TO DO: Copy out each line exactly as it appears.

── DATA PROVIDED ──

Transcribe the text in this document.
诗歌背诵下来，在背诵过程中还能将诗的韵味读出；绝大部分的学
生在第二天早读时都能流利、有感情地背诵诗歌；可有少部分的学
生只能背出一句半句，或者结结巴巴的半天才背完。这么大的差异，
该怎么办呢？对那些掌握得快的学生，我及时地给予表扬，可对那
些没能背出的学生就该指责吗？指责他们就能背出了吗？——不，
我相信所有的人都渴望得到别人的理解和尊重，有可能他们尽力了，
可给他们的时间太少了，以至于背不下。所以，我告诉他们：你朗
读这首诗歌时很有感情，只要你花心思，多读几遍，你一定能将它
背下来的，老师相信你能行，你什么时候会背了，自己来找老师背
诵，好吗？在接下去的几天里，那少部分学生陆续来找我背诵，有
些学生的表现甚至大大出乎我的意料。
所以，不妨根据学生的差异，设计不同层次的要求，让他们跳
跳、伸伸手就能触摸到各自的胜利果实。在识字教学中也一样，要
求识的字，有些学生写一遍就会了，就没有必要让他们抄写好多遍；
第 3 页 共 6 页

───

OUTPUT FOR THIS EXERCISE:
Transcribe the text in this document.
诗歌背诵下来，在背诵过程中还能将诗的韵味读出；绝大部分的学
生在第二天早读时都能流利、有感情地背诵诗歌；可有少部分的学
生只能背出一句半句，或者结结巴巴的半天才背完。这么大的差异，
该怎么办呢？对那些掌握得快的学生，我及时地给予表扬，可对那
些没能背出的学生就该指责吗？指责他们就能背出了吗？——不，
我相信所有的人都渴望得到别人的理解和尊重，有可能他们尽力了，
可给他们的时间太少了，以至于背不下。所以，我告诉他们：你朗
读这首诗歌时很有感情，只要你花心思，多读几遍，你一定能将它
背下来的，老师相信你能行，你什么时候会背了，自己来找老师背
诵，好吗？在接下去的几天里，那少部分学生陆续来找我背诵，有
些学生的表现甚至大大出乎我的意料。
所以，不妨根据学生的差异，设计不同层次的要求，让他们跳
跳、伸伸手就能触摸到各自的胜利果实。在识字教学中也一样，要
求识的字，有些学生写一遍就会了，就没有必要让他们抄写好多遍；
第 3 页 共 6 页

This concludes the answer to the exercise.